> _What to do_
Your task is to gather the lines below that hold the string "nerve".

○ ○ ○ ○ ○

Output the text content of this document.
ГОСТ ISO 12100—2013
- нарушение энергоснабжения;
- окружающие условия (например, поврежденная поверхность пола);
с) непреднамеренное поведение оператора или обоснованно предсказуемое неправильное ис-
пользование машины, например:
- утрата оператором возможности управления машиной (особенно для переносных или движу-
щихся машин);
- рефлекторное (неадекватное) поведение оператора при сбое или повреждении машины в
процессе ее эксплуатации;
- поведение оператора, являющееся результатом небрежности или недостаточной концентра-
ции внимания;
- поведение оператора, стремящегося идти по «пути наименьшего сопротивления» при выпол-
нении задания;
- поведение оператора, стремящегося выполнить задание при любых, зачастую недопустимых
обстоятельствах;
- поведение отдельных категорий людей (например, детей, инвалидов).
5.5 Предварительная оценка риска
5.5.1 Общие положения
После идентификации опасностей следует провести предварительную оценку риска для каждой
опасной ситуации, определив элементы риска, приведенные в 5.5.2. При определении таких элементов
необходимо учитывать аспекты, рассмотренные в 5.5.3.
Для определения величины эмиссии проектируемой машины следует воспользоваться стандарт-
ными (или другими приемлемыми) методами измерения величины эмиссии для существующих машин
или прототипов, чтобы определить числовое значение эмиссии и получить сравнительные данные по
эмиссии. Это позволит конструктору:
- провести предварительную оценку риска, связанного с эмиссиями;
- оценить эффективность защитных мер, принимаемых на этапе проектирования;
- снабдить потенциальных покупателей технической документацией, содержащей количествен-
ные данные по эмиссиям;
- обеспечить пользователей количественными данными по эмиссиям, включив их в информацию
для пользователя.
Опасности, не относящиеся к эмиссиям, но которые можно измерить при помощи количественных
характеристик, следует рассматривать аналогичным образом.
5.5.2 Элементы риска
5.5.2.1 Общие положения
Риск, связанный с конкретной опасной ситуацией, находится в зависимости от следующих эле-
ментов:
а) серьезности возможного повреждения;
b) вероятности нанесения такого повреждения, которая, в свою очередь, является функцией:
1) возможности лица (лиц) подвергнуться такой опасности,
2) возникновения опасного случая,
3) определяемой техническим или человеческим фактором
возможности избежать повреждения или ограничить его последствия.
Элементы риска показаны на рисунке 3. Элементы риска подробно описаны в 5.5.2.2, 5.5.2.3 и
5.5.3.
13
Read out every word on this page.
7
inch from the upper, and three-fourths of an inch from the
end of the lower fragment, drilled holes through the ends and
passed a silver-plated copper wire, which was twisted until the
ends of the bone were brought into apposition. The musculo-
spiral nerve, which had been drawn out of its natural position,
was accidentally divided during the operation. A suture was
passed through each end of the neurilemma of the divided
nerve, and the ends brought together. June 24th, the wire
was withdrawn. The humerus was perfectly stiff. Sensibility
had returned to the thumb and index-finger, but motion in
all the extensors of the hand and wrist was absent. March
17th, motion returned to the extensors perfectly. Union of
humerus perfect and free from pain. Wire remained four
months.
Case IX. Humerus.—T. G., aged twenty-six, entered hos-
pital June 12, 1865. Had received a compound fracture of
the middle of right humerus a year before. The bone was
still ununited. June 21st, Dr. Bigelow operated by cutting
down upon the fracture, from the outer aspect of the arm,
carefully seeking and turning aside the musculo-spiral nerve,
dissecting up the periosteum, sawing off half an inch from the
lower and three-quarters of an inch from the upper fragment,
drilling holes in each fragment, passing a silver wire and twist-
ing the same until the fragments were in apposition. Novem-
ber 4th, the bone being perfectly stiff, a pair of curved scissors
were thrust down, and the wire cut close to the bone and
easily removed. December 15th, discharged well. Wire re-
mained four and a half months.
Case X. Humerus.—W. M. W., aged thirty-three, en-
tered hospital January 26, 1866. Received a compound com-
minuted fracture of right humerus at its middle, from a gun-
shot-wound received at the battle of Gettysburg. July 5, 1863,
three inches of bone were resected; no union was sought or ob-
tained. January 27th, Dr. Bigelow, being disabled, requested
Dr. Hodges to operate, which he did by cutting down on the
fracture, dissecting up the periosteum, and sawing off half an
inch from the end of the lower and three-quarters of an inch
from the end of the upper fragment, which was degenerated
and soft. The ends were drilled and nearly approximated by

○ ○ ○ ○ ○

> _Finished task_
spiral nerve, which had been drawn out of its natural position,
nerve, and the ends brought together. June 24th, the wire
carefully seeking and turning aside the musculo-spiral nerve,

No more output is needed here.